## What you will do
Below is a set of entries. Reproduce exactly the lines from the one containing "OCR this image." through the end, both included.

## Stored rows
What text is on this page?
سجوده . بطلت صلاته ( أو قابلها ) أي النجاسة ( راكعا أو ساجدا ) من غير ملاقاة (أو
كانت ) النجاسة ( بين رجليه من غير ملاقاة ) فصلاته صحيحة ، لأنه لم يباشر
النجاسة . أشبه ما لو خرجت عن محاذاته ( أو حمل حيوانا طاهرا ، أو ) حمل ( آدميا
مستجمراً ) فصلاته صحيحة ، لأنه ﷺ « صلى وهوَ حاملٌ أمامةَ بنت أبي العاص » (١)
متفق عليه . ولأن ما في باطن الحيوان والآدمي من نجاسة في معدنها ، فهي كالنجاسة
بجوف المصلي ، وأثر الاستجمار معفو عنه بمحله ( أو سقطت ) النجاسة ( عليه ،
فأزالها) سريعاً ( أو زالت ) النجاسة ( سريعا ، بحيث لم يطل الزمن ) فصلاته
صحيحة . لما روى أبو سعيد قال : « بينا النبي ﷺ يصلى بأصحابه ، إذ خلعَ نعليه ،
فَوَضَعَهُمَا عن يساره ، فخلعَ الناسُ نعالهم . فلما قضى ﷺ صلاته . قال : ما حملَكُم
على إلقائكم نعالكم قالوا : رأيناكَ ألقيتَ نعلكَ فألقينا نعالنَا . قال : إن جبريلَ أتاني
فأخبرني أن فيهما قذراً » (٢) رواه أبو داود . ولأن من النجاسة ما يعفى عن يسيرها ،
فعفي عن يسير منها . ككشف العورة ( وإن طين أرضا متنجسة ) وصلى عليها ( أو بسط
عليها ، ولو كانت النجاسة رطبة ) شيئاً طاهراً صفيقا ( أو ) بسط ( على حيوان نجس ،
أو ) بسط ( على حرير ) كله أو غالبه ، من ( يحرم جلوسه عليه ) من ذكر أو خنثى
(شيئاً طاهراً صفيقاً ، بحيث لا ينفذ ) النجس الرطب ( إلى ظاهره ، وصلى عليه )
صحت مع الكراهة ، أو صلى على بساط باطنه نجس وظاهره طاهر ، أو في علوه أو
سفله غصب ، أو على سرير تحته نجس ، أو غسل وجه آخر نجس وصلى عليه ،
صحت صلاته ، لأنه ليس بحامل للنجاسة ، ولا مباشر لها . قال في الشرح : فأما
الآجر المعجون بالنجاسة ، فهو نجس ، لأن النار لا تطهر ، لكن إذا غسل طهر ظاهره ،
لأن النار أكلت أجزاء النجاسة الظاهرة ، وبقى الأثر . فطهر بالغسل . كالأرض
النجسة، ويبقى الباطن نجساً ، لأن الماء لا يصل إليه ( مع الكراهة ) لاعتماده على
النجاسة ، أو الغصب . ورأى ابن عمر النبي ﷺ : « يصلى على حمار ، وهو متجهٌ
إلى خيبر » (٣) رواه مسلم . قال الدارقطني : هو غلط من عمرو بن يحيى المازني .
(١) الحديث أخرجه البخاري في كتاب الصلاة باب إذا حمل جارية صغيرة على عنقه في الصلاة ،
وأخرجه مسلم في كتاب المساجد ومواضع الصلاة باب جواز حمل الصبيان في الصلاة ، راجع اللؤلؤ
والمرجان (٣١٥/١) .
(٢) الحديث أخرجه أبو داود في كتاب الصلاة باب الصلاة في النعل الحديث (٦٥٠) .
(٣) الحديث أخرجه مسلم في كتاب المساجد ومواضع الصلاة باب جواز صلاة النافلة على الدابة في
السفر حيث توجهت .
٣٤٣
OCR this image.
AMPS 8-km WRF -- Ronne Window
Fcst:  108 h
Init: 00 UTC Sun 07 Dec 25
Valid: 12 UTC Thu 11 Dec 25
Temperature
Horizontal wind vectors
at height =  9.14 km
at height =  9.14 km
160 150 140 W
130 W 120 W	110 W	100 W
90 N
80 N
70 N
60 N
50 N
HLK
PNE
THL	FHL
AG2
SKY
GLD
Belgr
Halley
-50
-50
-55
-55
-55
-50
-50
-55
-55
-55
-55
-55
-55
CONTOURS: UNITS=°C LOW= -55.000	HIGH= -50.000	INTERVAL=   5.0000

## Completed exercise
OCR this image.
AMPS 8-km WRF -- Ronne Window
Fcst:  108 h
Init: 00 UTC Sun 07 Dec 25
Valid: 12 UTC Thu 11 Dec 25
Temperature
Horizontal wind vectors
at height =  9.14 km
at height =  9.14 km
160 150 140 W
130 W 120 W	110 W	100 W
90 N
80 N
70 N
60 N
50 N
HLK
PNE
THL	FHL
AG2
SKY
GLD
Belgr
Halley
-50
-50
-55
-55
-55
-50
-50
-55
-55
-55
-55
-55
-55
CONTOURS: UNITS=°C LOW= -55.000	HIGH= -50.000	INTERVAL=   5.0000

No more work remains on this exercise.